═════ Extracted material

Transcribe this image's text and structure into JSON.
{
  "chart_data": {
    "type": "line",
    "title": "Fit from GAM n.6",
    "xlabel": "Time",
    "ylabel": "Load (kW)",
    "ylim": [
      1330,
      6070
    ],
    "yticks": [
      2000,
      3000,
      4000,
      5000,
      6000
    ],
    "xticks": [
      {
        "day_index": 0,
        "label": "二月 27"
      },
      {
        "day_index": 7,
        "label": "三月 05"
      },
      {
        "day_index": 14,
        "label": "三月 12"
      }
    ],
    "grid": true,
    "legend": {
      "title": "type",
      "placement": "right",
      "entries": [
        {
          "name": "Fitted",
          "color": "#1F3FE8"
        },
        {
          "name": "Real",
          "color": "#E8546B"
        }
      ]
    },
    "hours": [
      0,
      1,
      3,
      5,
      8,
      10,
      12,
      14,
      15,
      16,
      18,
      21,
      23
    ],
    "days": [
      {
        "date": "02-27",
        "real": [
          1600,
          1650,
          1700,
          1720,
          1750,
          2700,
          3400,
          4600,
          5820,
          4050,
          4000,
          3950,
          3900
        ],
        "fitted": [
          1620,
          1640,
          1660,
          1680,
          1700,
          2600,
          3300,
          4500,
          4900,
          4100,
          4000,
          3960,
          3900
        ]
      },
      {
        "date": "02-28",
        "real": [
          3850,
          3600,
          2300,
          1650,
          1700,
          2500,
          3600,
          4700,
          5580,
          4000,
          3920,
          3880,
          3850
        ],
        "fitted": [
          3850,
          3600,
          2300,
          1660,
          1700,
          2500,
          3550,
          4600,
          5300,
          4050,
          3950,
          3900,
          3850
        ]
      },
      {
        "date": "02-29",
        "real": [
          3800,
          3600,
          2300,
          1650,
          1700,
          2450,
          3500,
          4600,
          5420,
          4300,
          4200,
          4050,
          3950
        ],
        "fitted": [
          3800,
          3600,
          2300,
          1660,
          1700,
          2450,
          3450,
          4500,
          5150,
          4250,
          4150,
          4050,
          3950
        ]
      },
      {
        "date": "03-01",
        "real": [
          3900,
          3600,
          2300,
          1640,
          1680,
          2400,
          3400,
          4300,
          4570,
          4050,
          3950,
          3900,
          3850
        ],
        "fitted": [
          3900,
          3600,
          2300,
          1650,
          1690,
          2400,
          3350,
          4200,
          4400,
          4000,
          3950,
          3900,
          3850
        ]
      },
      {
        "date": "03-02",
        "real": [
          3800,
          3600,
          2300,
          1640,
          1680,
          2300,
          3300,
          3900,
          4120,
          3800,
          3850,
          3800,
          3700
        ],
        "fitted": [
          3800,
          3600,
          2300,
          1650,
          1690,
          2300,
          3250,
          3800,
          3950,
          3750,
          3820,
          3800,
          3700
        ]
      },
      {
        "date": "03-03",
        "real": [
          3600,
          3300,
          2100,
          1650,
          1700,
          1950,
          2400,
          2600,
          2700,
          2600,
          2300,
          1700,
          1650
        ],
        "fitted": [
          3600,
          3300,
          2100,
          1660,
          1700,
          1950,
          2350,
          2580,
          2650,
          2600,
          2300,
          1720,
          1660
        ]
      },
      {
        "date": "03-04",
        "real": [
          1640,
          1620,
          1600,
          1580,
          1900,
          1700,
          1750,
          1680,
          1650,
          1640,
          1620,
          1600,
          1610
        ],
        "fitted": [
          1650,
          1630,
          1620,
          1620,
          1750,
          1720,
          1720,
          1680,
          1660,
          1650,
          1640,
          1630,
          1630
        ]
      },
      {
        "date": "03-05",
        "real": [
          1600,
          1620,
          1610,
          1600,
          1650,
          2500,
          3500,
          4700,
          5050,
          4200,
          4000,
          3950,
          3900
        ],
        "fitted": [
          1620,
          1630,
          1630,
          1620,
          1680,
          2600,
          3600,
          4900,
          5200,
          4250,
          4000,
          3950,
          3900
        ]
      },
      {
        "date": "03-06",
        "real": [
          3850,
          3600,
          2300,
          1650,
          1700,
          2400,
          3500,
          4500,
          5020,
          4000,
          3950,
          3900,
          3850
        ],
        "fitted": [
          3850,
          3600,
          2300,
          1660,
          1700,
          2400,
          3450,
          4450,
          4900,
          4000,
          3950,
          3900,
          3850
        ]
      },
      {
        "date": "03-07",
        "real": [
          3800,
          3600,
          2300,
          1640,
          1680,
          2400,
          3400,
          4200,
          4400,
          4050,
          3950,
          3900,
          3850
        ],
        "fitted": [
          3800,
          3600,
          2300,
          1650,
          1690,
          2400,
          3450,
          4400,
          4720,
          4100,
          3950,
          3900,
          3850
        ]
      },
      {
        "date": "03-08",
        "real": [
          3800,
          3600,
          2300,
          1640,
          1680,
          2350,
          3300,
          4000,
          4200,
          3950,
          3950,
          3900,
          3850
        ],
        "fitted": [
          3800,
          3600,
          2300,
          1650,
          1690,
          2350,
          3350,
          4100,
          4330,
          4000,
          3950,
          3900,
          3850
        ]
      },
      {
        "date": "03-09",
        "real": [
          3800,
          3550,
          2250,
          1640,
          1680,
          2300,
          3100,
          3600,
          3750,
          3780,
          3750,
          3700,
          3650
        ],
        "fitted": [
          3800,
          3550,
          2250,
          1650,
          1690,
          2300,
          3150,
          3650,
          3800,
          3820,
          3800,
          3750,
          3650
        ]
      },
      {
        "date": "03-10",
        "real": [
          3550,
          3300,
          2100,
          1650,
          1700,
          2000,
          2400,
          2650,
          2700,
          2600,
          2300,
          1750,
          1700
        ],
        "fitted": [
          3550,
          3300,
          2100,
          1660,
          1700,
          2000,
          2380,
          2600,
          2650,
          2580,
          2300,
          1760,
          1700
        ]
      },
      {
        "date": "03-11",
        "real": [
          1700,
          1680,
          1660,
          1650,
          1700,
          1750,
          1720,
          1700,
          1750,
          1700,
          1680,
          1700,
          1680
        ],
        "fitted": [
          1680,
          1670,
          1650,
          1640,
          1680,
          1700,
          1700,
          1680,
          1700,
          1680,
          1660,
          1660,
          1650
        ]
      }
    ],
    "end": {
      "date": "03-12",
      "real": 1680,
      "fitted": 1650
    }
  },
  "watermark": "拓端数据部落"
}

══════════

§ **Problem statement**
Print out every record again, exactly and in full.

§ **Task response**
Transcribe this image's text and structure into JSON.
{
  "chart_data": {
    "type": "line",
    "title": "Fit from GAM n.6",
    "xlabel": "Time",
    "ylabel": "Load (kW)",
    "ylim": [
      1330,
      6070
    ],
    "yticks": [
      2000,
      3000,
      4000,
      5000,
      6000
    ],
    "xticks": [
      {
        "day_index": 0,
        "label": "二月 27"
      },
      {
        "day_index": 7,
        "label": "三月 05"
      },
      {
        "day_index": 14,
        "label": "三月 12"
      }
    ],
    "grid": true,
    "legend": {
      "title": "type",
      "placement": "right",
      "entries": [
        {
          "name": "Fitted",
          "color": "#1F3FE8"
        },
        {
          "name": "Real",
          "color": "#E8546B"
        }
      ]
    },
    "hours": [
      0,
      1,
      3,
      5,
      8,
      10,
      12,
      14,
      15,
      16,
      18,
      21,
      23
    ],
    "days": [
      {
        "date": "02-27",
        "real": [
          1600,
          1650,
          1700,
          1720,
          1750,
          2700,
          3400,
          4600,
          5820,
          4050,
          4000,
          3950,
          3900
        ],
        "fitted": [
          1620,
          1640,
          1660,
          1680,
          1700,
          2600,
          3300,
          4500,
          4900,
          4100,
          4000,
          3960,
          3900
        ]
      },
      {
        "date": "02-28",
        "real": [
          3850,
          3600,
          2300,
          1650,
          1700,
          2500,
          3600,
          4700,
          5580,
          4000,
          3920,
          3880,
          3850
        ],
        "fitted": [
          3850,
          3600,
          2300,
          1660,
          1700,
          2500,
          3550,
          4600,
          5300,
          4050,
          3950,
          3900,
          3850
        ]
      },
      {
        "date": "02-29",
        "real": [
          3800,
          3600,
          2300,
          1650,
          1700,
          2450,
          3500,
          4600,
          5420,
          4300,
          4200,
          4050,
          3950
        ],
        "fitted": [
          3800,
          3600,
          2300,
          1660,
          1700,
          2450,
          3450,
          4500,
          5150,
          4250,
          4150,
          4050,
          3950
        ]
      },
      {
        "date": "03-01",
        "real": [
          3900,
          3600,
          2300,
          1640,
          1680,
          2400,
          3400,
          4300,
          4570,
          4050,
          3950,
          3900,
          3850
        ],
        "fitted": [
          3900,
          3600,
          2300,
          1650,
          1690,
          2400,
          3350,
          4200,
          4400,
          4000,
          3950,
          3900,
          3850
        ]
      },
      {
        "date": "03-02",
        "real": [
          3800,
          3600,
          2300,
          1640,
          1680,
          2300,
          3300,
          3900,
          4120,
          3800,
          3850,
          3800,
          3700
        ],
        "fitted": [
          3800,
          3600,
          2300,
          1650,
          1690,
          2300,
          3250,
          3800,
          3950,
          3750,
          3820,
          3800,
          3700
        ]
      },
      {
        "date": "03-03",
        "real": [
          3600,
          3300,
          2100,
          1650,
          1700,
          1950,
          2400,
          2600,
          2700,
          2600,
          2300,
          1700,
          1650
        ],
        "fitted": [
          3600,
          3300,
          2100,
          1660,
          1700,
          1950,
          2350,
          2580,
          2650,
          2600,
          2300,
          1720,
          1660
        ]
      },
      {
        "date": "03-04",
        "real": [
          1640,
          1620,
          1600,
          1580,
          1900,
          1700,
          1750,
          1680,
          1650,
          1640,
          1620,
          1600,
          1610
        ],
        "fitted": [
          1650,
          1630,
          1620,
          1620,
          1750,
          1720,
          1720,
          1680,
          1660,
          1650,
          1640,
          1630,
          1630
        ]
      },
      {
        "date": "03-05",
        "real": [
          1600,
          1620,
          1610,
          1600,
          1650,
          2500,
          3500,
          4700,
          5050,
          4200,
          4000,
          3950,
          3900
        ],
        "fitted": [
          1620,
          1630,
          1630,
          1620,
          1680,
          2600,
          3600,
          4900,
          5200,
          4250,
          4000,
          3950,
          3900
        ]
      },
      {
        "date": "03-06",
        "real": [
          3850,
          3600,
          2300,
          1650,
          1700,
          2400,
          3500,
          4500,
          5020,
          4000,
          3950,
          3900,
          3850
        ],
        "fitted": [
          3850,
          3600,
          2300,
          1660,
          1700,
          2400,
          3450,
          4450,
          4900,
          4000,
          3950,
          3900,
          3850
        ]
      },
      {
        "date": "03-07",
        "real": [
          3800,
          3600,
          2300,
          1640,
          1680,
          2400,
          3400,
          4200,
          4400,
          4050,
          3950,
          3900,
          3850
        ],
        "fitted": [
          3800,
          3600,
          2300,
          1650,
          1690,
          2400,
          3450,
          4400,
          4720,
          4100,
          3950,
          3900,
          3850
        ]
      },
      {
        "date": "03-08",
        "real": [
          3800,
          3600,
          2300,
          1640,
          1680,
          2350,
          3300,
          4000,
          4200,
          3950,
          3950,
          3900,
          3850
        ],
        "fitted": [
          3800,
          3600,
          2300,
          1650,
          1690,
          2350,
          3350,
          4100,
          4330,
          4000,
          3950,
          3900,
          3850
        ]
      },
      {
        "date": "03-09",
        "real": [
          3800,
          3550,
          2250,
          1640,
          1680,
          2300,
          3100,
          3600,
          3750,
          3780,
          3750,
          3700,
          3650
        ],
        "fitted": [
          3800,
          3550,
          2250,
          1650,
          1690,
          2300,
          3150,
          3650,
          3800,
          3820,
          3800,
          3750,
          3650
        ]
      },
      {
        "date": "03-10",
        "real": [
          3550,
          3300,
          2100,
          1650,
          1700,
          2000,
          2400,
          2650,
          2700,
          2600,
          2300,
          1750,
          1700
        ],
        "fitted": [
          3550,
          3300,
          2100,
          1660,
          1700,
          2000,
          2380,
          2600,
          2650,
          2580,
          2300,
          1760,
          1700
        ]
      },
      {
        "date": "03-11",
        "real": [
          1700,
          1680,
          1660,
          1650,
          1700,
          1750,
          1720,
          1700,
          1750,
          1700,
          1680,
          1700,
          1680
        ],
        "fitted": [
          1680,
          1670,
          1650,
          1640,
          1680,
          1700,
          1700,
          1680,
          1700,
          1680,
          1660,
          1660,
          1650
        ]
      }
    ],
    "end": {
      "date": "03-12",
      "real": 1680,
      "fitted": 1650
    }
  },
  "watermark": "拓端数据部落"
}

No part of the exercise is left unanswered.